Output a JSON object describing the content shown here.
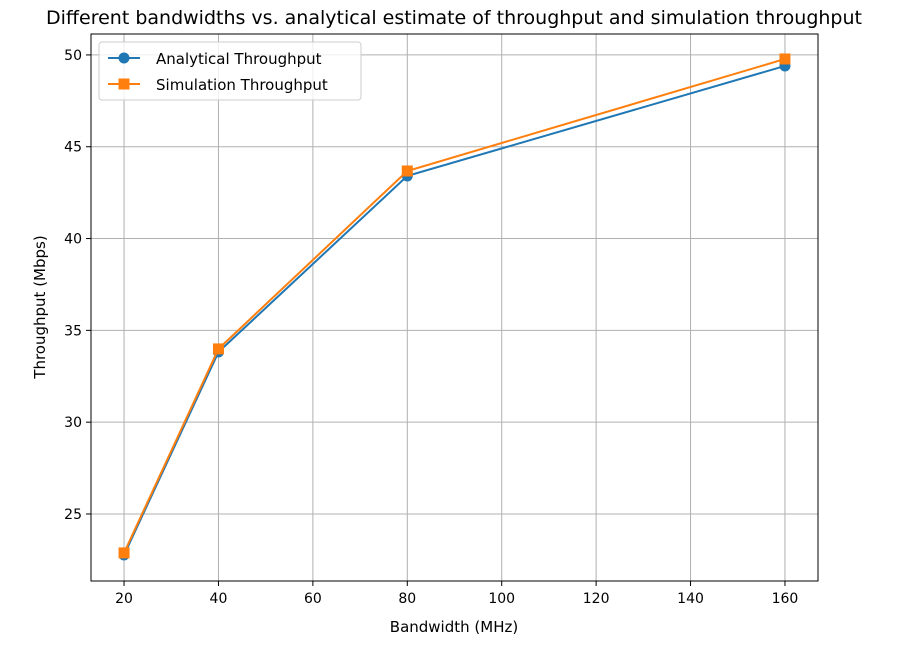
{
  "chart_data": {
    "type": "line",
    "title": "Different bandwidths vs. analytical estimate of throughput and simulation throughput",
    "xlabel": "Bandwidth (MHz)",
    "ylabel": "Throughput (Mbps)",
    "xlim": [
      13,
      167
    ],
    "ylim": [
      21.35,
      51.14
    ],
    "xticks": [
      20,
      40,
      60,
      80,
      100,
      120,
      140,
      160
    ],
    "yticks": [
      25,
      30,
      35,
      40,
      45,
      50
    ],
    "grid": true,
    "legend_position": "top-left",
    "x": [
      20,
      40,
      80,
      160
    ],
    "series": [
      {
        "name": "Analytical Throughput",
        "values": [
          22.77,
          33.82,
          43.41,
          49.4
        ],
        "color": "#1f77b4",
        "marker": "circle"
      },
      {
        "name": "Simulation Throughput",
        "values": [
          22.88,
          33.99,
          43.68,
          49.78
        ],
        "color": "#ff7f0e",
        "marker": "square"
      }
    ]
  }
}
━━━━
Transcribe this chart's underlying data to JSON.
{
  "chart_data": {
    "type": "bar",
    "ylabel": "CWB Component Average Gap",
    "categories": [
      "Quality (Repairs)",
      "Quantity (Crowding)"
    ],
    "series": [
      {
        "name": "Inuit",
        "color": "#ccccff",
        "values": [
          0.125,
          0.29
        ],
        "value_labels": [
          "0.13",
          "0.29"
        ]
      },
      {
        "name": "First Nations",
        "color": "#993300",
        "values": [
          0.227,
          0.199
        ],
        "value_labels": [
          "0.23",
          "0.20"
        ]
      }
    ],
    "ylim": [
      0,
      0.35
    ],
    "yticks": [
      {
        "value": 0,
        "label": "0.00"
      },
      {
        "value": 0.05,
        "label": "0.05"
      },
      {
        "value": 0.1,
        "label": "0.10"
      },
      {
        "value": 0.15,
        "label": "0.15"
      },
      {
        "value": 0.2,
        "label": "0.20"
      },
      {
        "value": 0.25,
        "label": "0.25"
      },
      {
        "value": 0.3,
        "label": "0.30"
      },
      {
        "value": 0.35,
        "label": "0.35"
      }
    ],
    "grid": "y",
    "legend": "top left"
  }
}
━━━━
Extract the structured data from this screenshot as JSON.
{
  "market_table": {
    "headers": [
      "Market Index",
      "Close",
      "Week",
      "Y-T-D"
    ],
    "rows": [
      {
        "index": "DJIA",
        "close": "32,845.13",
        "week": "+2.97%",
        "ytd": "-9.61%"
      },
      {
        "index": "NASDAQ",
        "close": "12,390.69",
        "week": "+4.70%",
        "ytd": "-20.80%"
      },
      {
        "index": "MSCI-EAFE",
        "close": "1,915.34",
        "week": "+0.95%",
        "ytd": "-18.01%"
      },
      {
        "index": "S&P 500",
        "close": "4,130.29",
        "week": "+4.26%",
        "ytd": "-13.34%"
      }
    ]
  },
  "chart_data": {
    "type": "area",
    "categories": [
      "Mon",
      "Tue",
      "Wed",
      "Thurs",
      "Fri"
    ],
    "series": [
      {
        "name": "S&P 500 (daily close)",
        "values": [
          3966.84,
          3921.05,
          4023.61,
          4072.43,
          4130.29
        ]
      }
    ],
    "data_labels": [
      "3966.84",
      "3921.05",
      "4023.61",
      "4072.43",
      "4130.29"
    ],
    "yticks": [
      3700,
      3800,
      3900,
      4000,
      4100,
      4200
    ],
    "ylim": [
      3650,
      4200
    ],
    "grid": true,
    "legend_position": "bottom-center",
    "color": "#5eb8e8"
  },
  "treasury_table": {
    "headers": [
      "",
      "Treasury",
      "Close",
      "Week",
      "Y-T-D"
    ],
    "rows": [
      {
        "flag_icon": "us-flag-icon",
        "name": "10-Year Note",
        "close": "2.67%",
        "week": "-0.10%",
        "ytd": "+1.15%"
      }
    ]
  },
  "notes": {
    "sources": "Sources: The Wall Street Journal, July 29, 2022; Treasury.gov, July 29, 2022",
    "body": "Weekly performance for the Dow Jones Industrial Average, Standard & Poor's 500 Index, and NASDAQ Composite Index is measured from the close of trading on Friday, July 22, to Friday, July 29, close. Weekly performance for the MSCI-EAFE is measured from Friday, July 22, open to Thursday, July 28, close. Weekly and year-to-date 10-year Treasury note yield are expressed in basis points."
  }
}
━━━━
#### Work to complete:
Count the lines of the material that include the word "left", then report only the total.

#### Final result:
2